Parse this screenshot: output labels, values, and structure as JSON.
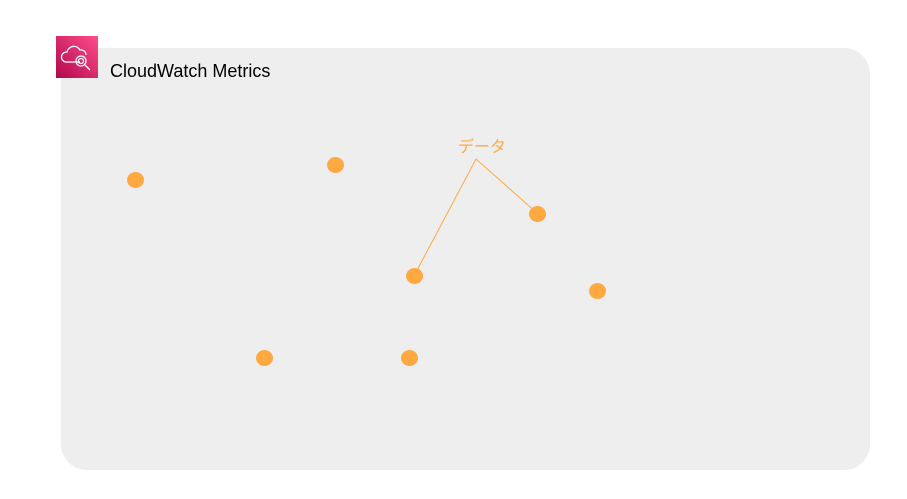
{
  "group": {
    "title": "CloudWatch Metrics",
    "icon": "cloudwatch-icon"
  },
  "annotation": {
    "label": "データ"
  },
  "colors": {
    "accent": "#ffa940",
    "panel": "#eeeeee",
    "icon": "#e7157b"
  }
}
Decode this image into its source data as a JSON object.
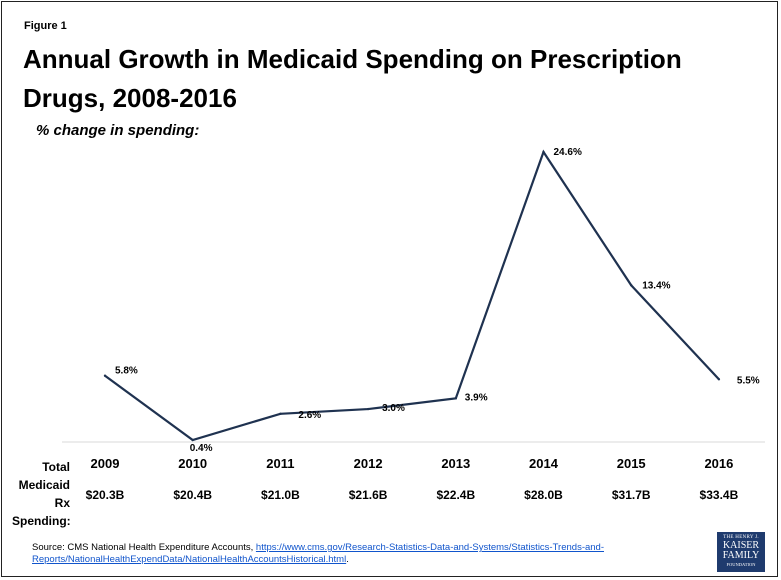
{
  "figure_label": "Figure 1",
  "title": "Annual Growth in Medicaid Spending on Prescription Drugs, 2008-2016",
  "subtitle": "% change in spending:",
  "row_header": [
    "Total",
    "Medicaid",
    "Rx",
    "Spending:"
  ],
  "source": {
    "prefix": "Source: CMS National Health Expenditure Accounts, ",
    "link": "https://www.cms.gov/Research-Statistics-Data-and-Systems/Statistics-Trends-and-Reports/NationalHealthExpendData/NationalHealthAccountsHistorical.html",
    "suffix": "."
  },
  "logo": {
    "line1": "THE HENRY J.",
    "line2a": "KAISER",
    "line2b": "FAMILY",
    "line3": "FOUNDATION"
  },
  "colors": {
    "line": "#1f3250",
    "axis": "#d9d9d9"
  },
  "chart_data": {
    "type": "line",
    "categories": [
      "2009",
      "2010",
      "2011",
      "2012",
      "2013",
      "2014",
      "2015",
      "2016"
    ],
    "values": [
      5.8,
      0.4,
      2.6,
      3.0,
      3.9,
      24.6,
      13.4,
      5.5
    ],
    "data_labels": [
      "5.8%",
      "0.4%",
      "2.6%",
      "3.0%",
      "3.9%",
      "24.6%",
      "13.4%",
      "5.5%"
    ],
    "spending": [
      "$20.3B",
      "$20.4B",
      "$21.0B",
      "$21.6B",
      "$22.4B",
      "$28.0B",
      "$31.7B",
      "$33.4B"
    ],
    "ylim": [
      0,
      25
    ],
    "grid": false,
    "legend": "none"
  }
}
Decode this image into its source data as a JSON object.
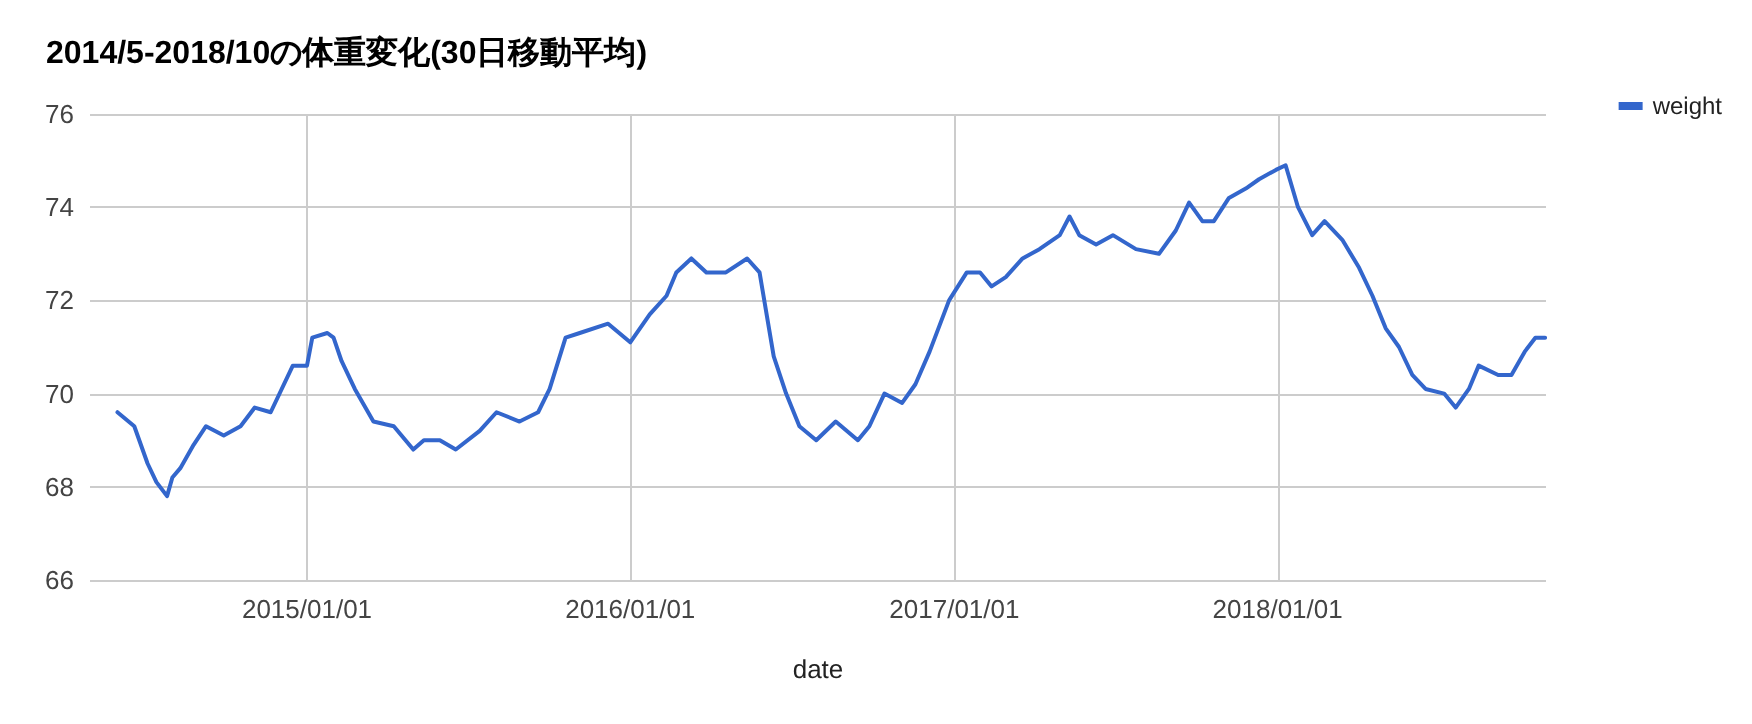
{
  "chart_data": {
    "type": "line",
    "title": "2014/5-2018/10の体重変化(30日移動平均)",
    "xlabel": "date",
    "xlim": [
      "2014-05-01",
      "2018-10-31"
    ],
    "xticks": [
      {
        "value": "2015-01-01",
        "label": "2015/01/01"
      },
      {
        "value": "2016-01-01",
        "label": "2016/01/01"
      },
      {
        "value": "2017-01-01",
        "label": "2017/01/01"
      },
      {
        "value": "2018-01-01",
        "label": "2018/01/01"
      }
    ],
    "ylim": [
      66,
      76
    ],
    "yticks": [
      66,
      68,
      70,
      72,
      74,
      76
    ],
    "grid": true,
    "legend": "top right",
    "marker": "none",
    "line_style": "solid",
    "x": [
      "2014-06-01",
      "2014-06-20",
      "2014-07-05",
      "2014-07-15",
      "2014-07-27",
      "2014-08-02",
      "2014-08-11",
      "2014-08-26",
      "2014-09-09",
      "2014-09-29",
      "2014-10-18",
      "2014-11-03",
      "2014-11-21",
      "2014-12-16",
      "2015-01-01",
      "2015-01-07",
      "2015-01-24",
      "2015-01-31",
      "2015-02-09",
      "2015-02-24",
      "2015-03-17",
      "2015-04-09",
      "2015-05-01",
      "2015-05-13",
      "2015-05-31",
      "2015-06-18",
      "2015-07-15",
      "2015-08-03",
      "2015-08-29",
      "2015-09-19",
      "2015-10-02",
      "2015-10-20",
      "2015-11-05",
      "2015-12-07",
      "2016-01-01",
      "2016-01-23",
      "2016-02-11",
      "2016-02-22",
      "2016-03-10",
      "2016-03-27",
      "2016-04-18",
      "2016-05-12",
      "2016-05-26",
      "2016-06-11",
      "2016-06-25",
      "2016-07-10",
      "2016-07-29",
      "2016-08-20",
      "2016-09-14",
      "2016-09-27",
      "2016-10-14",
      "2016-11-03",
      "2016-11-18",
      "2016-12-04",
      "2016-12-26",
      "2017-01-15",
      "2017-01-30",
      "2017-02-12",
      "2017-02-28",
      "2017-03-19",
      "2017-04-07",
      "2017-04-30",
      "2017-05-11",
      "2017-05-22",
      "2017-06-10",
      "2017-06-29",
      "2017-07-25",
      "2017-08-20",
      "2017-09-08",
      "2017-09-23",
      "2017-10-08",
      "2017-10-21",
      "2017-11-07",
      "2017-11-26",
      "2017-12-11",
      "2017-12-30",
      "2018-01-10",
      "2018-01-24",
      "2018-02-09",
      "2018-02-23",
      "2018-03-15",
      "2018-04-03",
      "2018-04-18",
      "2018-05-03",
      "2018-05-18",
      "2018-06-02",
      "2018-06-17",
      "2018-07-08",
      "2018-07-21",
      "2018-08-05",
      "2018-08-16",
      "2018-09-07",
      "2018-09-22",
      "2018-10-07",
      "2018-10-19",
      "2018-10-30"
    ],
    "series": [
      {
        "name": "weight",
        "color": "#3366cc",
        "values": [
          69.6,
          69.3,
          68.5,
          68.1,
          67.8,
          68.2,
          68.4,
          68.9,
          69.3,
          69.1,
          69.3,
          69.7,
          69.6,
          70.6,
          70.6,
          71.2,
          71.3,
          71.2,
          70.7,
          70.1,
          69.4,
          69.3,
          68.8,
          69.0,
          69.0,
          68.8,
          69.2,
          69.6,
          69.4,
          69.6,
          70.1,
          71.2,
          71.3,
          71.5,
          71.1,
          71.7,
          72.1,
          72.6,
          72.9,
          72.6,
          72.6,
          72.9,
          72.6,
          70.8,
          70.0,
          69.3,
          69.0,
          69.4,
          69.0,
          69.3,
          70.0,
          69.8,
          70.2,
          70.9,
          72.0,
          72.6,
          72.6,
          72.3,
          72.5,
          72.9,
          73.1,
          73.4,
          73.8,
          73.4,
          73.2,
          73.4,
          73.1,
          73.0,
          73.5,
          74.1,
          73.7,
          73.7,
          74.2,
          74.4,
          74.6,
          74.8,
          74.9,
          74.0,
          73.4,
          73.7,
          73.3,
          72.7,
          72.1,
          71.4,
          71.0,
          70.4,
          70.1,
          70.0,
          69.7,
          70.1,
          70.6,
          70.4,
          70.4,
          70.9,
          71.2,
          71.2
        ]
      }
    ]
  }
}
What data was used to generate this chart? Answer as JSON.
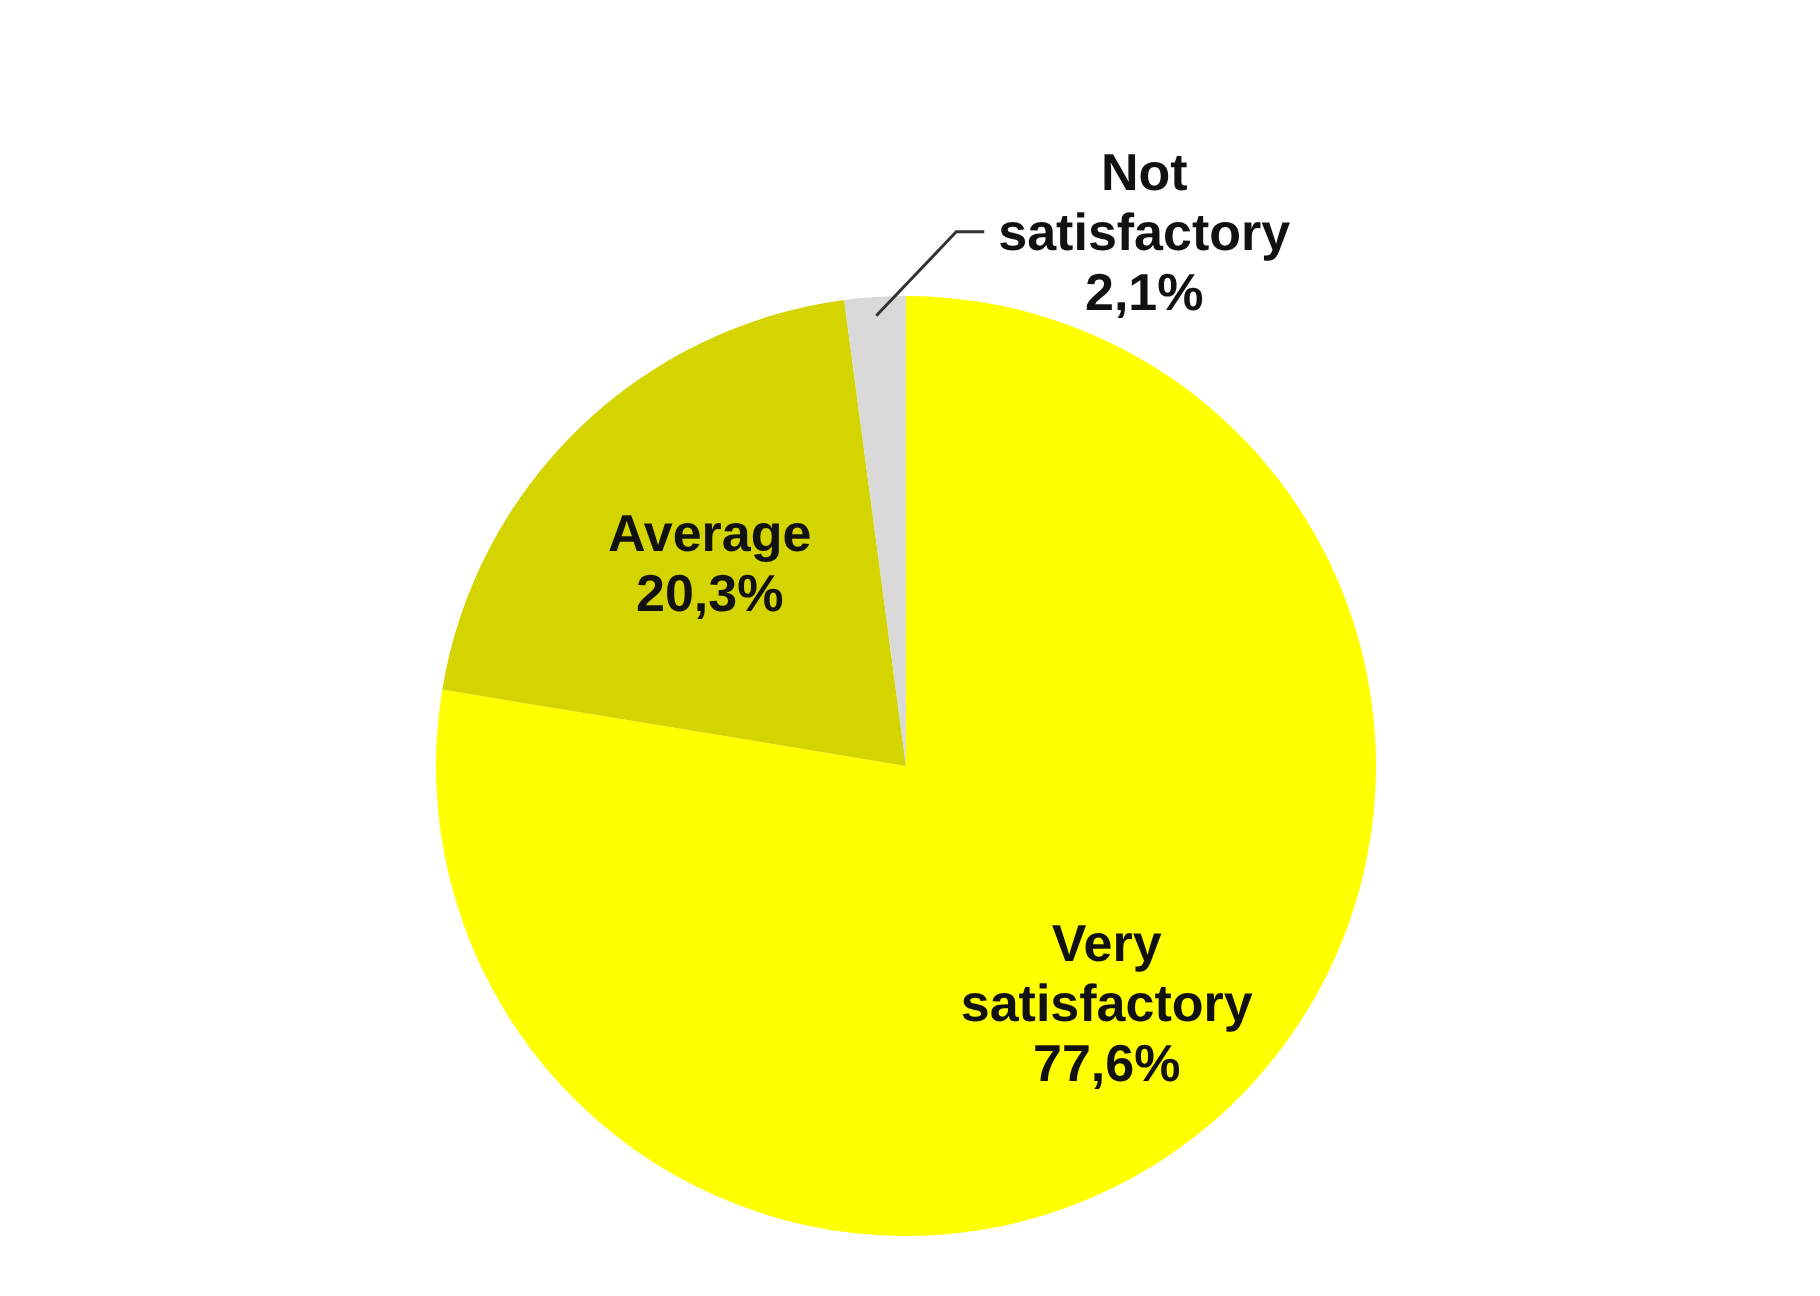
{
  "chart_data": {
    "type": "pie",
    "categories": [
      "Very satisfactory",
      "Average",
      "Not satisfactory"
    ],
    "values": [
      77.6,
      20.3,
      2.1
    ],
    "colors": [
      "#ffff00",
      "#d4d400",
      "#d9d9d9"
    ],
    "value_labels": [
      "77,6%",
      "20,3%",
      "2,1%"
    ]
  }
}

§ AIM OF THE TASK
Write out each entry exactly as given, omitting any picture.

§ TASK RESPONSE
Parse this screenshot: output labels, values, and structure as JSON.
{
  "group": {
    "title": "CloudWatch Metrics",
    "icon": "cloudwatch-icon"
  },
  "annotation": {
    "label": "データ"
  },
  "colors": {
    "accent": "#ffa940",
    "panel": "#eeeeee",
    "icon": "#e7157b"
  }
}
Decode this image into its source data as a JSON object.
{
  "figure_label": "Figure 1",
  "title": "Annual Growth in Medicaid Spending on Prescription Drugs, 2008-2016",
  "subtitle": "% change in spending:",
  "row_header": [
    "Total",
    "Medicaid",
    "Rx",
    "Spending:"
  ],
  "source": {
    "prefix": "Source: CMS National Health Expenditure Accounts, ",
    "link": "https://www.cms.gov/Research-Statistics-Data-and-Systems/Statistics-Trends-and-Reports/NationalHealthExpendData/NationalHealthAccountsHistorical.html",
    "suffix": "."
  },
  "logo": {
    "line1": "THE HENRY J.",
    "line2a": "KAISER",
    "line2b": "FAMILY",
    "line3": "FOUNDATION"
  },
  "colors": {
    "line": "#1f3250",
    "axis": "#d9d9d9"
  },
  "chart_data": {
    "type": "line",
    "categories": [
      "2009",
      "2010",
      "2011",
      "2012",
      "2013",
      "2014",
      "2015",
      "2016"
    ],
    "values": [
      5.8,
      0.4,
      2.6,
      3.0,
      3.9,
      24.6,
      13.4,
      5.5
    ],
    "data_labels": [
      "5.8%",
      "0.4%",
      "2.6%",
      "3.0%",
      "3.9%",
      "24.6%",
      "13.4%",
      "5.5%"
    ],
    "spending": [
      "$20.3B",
      "$20.4B",
      "$21.0B",
      "$21.6B",
      "$22.4B",
      "$28.0B",
      "$31.7B",
      "$33.4B"
    ],
    "ylim": [
      0,
      25
    ],
    "grid": false,
    "legend": "none"
  }
}
Decode this image into its source data as a JSON object.
{
  "chart_data": {
    "type": "line",
    "title": "2014/5-2018/10の体重変化(30日移動平均)",
    "xlabel": "date",
    "xlim": [
      "2014-05-01",
      "2018-10-31"
    ],
    "xticks": [
      {
        "value": "2015-01-01",
        "label": "2015/01/01"
      },
      {
        "value": "2016-01-01",
        "label": "2016/01/01"
      },
      {
        "value": "2017-01-01",
        "label": "2017/01/01"
      },
      {
        "value": "2018-01-01",
        "label": "2018/01/01"
      }
    ],
    "ylim": [
      66,
      76
    ],
    "yticks": [
      66,
      68,
      70,
      72,
      74,
      76
    ],
    "grid": true,
    "legend": "top right",
    "marker": "none",
    "line_style": "solid",
    "x": [
      "2014-06-01",
      "2014-06-20",
      "2014-07-05",
      "2014-07-15",
      "2014-07-27",
      "2014-08-02",
      "2014-08-11",
      "2014-08-26",
      "2014-09-09",
      "2014-09-29",
      "2014-10-18",
      "2014-11-03",
      "2014-11-21",
      "2014-12-16",
      "2015-01-01",
      "2015-01-07",
      "2015-01-24",
      "2015-01-31",
      "2015-02-09",
      "2015-02-24",
      "2015-03-17",
      "2015-04-09",
      "2015-05-01",
      "2015-05-13",
      "2015-05-31",
      "2015-06-18",
      "2015-07-15",
      "2015-08-03",
      "2015-08-29",
      "2015-09-19",
      "2015-10-02",
      "2015-10-20",
      "2015-11-05",
      "2015-12-07",
      "2016-01-01",
      "2016-01-23",
      "2016-02-11",
      "2016-02-22",
      "2016-03-10",
      "2016-03-27",
      "2016-04-18",
      "2016-05-12",
      "2016-05-26",
      "2016-06-11",
      "2016-06-25",
      "2016-07-10",
      "2016-07-29",
      "2016-08-20",
      "2016-09-14",
      "2016-09-27",
      "2016-10-14",
      "2016-11-03",
      "2016-11-18",
      "2016-12-04",
      "2016-12-26",
      "2017-01-15",
      "2017-01-30",
      "2017-02-12",
      "2017-02-28",
      "2017-03-19",
      "2017-04-07",
      "2017-04-30",
      "2017-05-11",
      "2017-05-22",
      "2017-06-10",
      "2017-06-29",
      "2017-07-25",
      "2017-08-20",
      "2017-09-08",
      "2017-09-23",
      "2017-10-08",
      "2017-10-21",
      "2017-11-07",
      "2017-11-26",
      "2017-12-11",
      "2017-12-30",
      "2018-01-10",
      "2018-01-24",
      "2018-02-09",
      "2018-02-23",
      "2018-03-15",
      "2018-04-03",
      "2018-04-18",
      "2018-05-03",
      "2018-05-18",
      "2018-06-02",
      "2018-06-17",
      "2018-07-08",
      "2018-07-21",
      "2018-08-05",
      "2018-08-16",
      "2018-09-07",
      "2018-09-22",
      "2018-10-07",
      "2018-10-19",
      "2018-10-30"
    ],
    "series": [
      {
        "name": "weight",
        "color": "#3366cc",
        "values": [
          69.6,
          69.3,
          68.5,
          68.1,
          67.8,
          68.2,
          68.4,
          68.9,
          69.3,
          69.1,
          69.3,
          69.7,
          69.6,
          70.6,
          70.6,
          71.2,
          71.3,
          71.2,
          70.7,
          70.1,
          69.4,
          69.3,
          68.8,
          69.0,
          69.0,
          68.8,
          69.2,
          69.6,
          69.4,
          69.6,
          70.1,
          71.2,
          71.3,
          71.5,
          71.1,
          71.7,
          72.1,
          72.6,
          72.9,
          72.6,
          72.6,
          72.9,
          72.6,
          70.8,
          70.0,
          69.3,
          69.0,
          69.4,
          69.0,
          69.3,
          70.0,
          69.8,
          70.2,
          70.9,
          72.0,
          72.6,
          72.6,
          72.3,
          72.5,
          72.9,
          73.1,
          73.4,
          73.8,
          73.4,
          73.2,
          73.4,
          73.1,
          73.0,
          73.5,
          74.1,
          73.7,
          73.7,
          74.2,
          74.4,
          74.6,
          74.8,
          74.9,
          74.0,
          73.4,
          73.7,
          73.3,
          72.7,
          72.1,
          71.4,
          71.0,
          70.4,
          70.1,
          70.0,
          69.7,
          70.1,
          70.6,
          70.4,
          70.4,
          70.9,
          71.2,
          71.2
        ]
      }
    ]
  }
}
What data was used to generate this chart? Answer as JSON.
{
  "chart_data": {
    "type": "pie",
    "categories": [
      "Very satisfactory",
      "Average",
      "Not satisfactory"
    ],
    "values": [
      77.6,
      20.3,
      2.1
    ],
    "colors": [
      "#ffff00",
      "#d4d400",
      "#d9d9d9"
    ],
    "value_labels": [
      "77,6%",
      "20,3%",
      "2,1%"
    ]
  }
}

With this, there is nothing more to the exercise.